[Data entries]
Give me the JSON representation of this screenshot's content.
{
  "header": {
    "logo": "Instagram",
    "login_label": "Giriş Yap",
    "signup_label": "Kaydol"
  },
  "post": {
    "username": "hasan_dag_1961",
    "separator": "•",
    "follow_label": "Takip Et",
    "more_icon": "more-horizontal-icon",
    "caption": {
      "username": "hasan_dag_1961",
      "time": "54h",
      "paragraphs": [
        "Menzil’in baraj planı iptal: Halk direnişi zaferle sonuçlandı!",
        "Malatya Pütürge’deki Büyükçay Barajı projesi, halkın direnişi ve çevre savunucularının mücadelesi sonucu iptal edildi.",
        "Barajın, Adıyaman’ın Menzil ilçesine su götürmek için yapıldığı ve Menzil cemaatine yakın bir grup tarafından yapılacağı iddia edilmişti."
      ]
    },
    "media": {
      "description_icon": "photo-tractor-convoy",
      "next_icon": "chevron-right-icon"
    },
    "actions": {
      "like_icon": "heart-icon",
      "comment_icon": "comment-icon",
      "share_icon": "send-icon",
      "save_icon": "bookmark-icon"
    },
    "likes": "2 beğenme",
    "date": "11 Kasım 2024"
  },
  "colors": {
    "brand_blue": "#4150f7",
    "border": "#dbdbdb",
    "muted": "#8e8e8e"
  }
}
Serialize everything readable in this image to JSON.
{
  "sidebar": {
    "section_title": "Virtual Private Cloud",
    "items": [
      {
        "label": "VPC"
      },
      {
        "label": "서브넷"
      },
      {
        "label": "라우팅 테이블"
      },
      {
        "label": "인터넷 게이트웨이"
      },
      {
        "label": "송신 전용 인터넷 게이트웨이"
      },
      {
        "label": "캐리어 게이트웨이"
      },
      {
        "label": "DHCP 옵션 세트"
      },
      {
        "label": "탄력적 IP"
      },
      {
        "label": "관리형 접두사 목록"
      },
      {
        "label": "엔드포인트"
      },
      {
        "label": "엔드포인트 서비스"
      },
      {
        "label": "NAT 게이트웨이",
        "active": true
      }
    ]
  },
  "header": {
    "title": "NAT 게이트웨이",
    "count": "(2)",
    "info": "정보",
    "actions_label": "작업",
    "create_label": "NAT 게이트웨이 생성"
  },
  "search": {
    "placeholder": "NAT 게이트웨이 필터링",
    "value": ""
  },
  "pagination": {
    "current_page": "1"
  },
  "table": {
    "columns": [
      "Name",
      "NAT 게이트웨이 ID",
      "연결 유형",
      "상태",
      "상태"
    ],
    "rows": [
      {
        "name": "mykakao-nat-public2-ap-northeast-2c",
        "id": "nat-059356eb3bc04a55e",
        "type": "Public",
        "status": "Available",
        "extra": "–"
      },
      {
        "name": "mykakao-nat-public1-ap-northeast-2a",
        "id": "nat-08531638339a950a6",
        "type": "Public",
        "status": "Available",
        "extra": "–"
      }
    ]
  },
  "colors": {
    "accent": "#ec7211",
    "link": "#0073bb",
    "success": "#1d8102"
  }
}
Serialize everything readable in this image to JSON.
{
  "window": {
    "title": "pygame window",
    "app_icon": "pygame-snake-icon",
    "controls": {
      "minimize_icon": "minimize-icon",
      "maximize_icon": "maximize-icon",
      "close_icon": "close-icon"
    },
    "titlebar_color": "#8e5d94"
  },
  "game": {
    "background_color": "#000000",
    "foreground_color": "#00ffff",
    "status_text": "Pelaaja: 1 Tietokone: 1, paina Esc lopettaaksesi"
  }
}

> **Task details**: Output all of the data again. Match it exactly.

> **Correct answer**:
Give me the JSON representation of this screenshot's content.
{
  "header": {
    "logo": "Instagram",
    "login_label": "Giriş Yap",
    "signup_label": "Kaydol"
  },
  "post": {
    "username": "hasan_dag_1961",
    "separator": "•",
    "follow_label": "Takip Et",
    "more_icon": "more-horizontal-icon",
    "caption": {
      "username": "hasan_dag_1961",
      "time": "54h",
      "paragraphs": [
        "Menzil’in baraj planı iptal: Halk direnişi zaferle sonuçlandı!",
        "Malatya Pütürge’deki Büyükçay Barajı projesi, halkın direnişi ve çevre savunucularının mücadelesi sonucu iptal edildi.",
        "Barajın, Adıyaman’ın Menzil ilçesine su götürmek için yapıldığı ve Menzil cemaatine yakın bir grup tarafından yapılacağı iddia edilmişti."
      ]
    },
    "media": {
      "description_icon": "photo-tractor-convoy",
      "next_icon": "chevron-right-icon"
    },
    "actions": {
      "like_icon": "heart-icon",
      "comment_icon": "comment-icon",
      "share_icon": "send-icon",
      "save_icon": "bookmark-icon"
    },
    "likes": "2 beğenme",
    "date": "11 Kasım 2024"
  },
  "colors": {
    "brand_blue": "#4150f7",
    "border": "#dbdbdb",
    "muted": "#8e8e8e"
  }
}
Serialize everything readable in this image to JSON.
{
  "sidebar": {
    "section_title": "Virtual Private Cloud",
    "items": [
      {
        "label": "VPC"
      },
      {
        "label": "서브넷"
      },
      {
        "label": "라우팅 테이블"
      },
      {
        "label": "인터넷 게이트웨이"
      },
      {
        "label": "송신 전용 인터넷 게이트웨이"
      },
      {
        "label": "캐리어 게이트웨이"
      },
      {
        "label": "DHCP 옵션 세트"
      },
      {
        "label": "탄력적 IP"
      },
      {
        "label": "관리형 접두사 목록"
      },
      {
        "label": "엔드포인트"
      },
      {
        "label": "엔드포인트 서비스"
      },
      {
        "label": "NAT 게이트웨이",
        "active": true
      }
    ]
  },
  "header": {
    "title": "NAT 게이트웨이",
    "count": "(2)",
    "info": "정보",
    "actions_label": "작업",
    "create_label": "NAT 게이트웨이 생성"
  },
  "search": {
    "placeholder": "NAT 게이트웨이 필터링",
    "value": ""
  },
  "pagination": {
    "current_page": "1"
  },
  "table": {
    "columns": [
      "Name",
      "NAT 게이트웨이 ID",
      "연결 유형",
      "상태",
      "상태"
    ],
    "rows": [
      {
        "name": "mykakao-nat-public2-ap-northeast-2c",
        "id": "nat-059356eb3bc04a55e",
        "type": "Public",
        "status": "Available",
        "extra": "–"
      },
      {
        "name": "mykakao-nat-public1-ap-northeast-2a",
        "id": "nat-08531638339a950a6",
        "type": "Public",
        "status": "Available",
        "extra": "–"
      }
    ]
  },
  "colors": {
    "accent": "#ec7211",
    "link": "#0073bb",
    "success": "#1d8102"
  }
}
Serialize everything readable in this image to JSON.
{
  "window": {
    "title": "pygame window",
    "app_icon": "pygame-snake-icon",
    "controls": {
      "minimize_icon": "minimize-icon",
      "maximize_icon": "maximize-icon",
      "close_icon": "close-icon"
    },
    "titlebar_color": "#8e5d94"
  },
  "game": {
    "background_color": "#000000",
    "foreground_color": "#00ffff",
    "status_text": "Pelaaja: 1 Tietokone: 1, paina Esc lopettaaksesi"
  }
}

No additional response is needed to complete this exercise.